**TASK TO COMPLETE**
Without altering anything, repeat each of the records.
— BEGIN SUPPLIED DATA —
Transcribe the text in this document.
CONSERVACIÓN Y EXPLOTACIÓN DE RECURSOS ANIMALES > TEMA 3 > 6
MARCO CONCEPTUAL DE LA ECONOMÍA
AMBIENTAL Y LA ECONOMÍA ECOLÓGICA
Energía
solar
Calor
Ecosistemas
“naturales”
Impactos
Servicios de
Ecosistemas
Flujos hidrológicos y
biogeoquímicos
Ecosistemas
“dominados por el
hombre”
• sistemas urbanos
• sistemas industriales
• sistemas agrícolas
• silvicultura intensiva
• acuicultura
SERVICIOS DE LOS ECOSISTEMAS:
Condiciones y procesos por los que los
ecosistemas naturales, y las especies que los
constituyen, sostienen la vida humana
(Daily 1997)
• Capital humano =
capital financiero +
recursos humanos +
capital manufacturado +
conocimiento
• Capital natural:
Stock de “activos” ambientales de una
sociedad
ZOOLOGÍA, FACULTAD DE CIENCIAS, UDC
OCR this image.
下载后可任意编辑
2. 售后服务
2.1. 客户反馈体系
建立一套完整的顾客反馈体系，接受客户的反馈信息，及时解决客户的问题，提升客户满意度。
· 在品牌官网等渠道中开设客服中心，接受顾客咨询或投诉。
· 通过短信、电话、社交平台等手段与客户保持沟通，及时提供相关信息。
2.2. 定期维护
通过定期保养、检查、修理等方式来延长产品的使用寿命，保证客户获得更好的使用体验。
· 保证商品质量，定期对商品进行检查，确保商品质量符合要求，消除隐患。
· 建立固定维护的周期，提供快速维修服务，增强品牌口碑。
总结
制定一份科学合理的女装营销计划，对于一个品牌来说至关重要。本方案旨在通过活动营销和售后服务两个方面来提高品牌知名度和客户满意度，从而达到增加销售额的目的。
— END SUPPLIED DATA —
**SOLUTION TO THIS PROBLEM**
Transcribe the text in this document.
CONSERVACIÓN Y EXPLOTACIÓN DE RECURSOS ANIMALES > TEMA 3 > 6
MARCO CONCEPTUAL DE LA ECONOMÍA
AMBIENTAL Y LA ECONOMÍA ECOLÓGICA
Energía
solar
Calor
Ecosistemas
“naturales”
Impactos
Servicios de
Ecosistemas
Flujos hidrológicos y
biogeoquímicos
Ecosistemas
“dominados por el
hombre”
• sistemas urbanos
• sistemas industriales
• sistemas agrícolas
• silvicultura intensiva
• acuicultura
SERVICIOS DE LOS ECOSISTEMAS:
Condiciones y procesos por los que los
ecosistemas naturales, y las especies que los
constituyen, sostienen la vida humana
(Daily 1997)
• Capital humano =
capital financiero +
recursos humanos +
capital manufacturado +
conocimiento
• Capital natural:
Stock de “activos” ambientales de una
sociedad
ZOOLOGÍA, FACULTAD DE CIENCIAS, UDC
OCR this image.
下载后可任意编辑
2. 售后服务
2.1. 客户反馈体系
建立一套完整的顾客反馈体系，接受客户的反馈信息，及时解决客户的问题，提升客户满意度。
· 在品牌官网等渠道中开设客服中心，接受顾客咨询或投诉。
· 通过短信、电话、社交平台等手段与客户保持沟通，及时提供相关信息。
2.2. 定期维护
通过定期保养、检查、修理等方式来延长产品的使用寿命，保证客户获得更好的使用体验。
· 保证商品质量，定期对商品进行检查，确保商品质量符合要求，消除隐患。
· 建立固定维护的周期，提供快速维修服务，增强品牌口碑。
总结
制定一份科学合理的女装营销计划，对于一个品牌来说至关重要。本方案旨在通过活动营销和售后服务两个方面来提高品牌知名度和客户满意度，从而达到增加销售额的目的。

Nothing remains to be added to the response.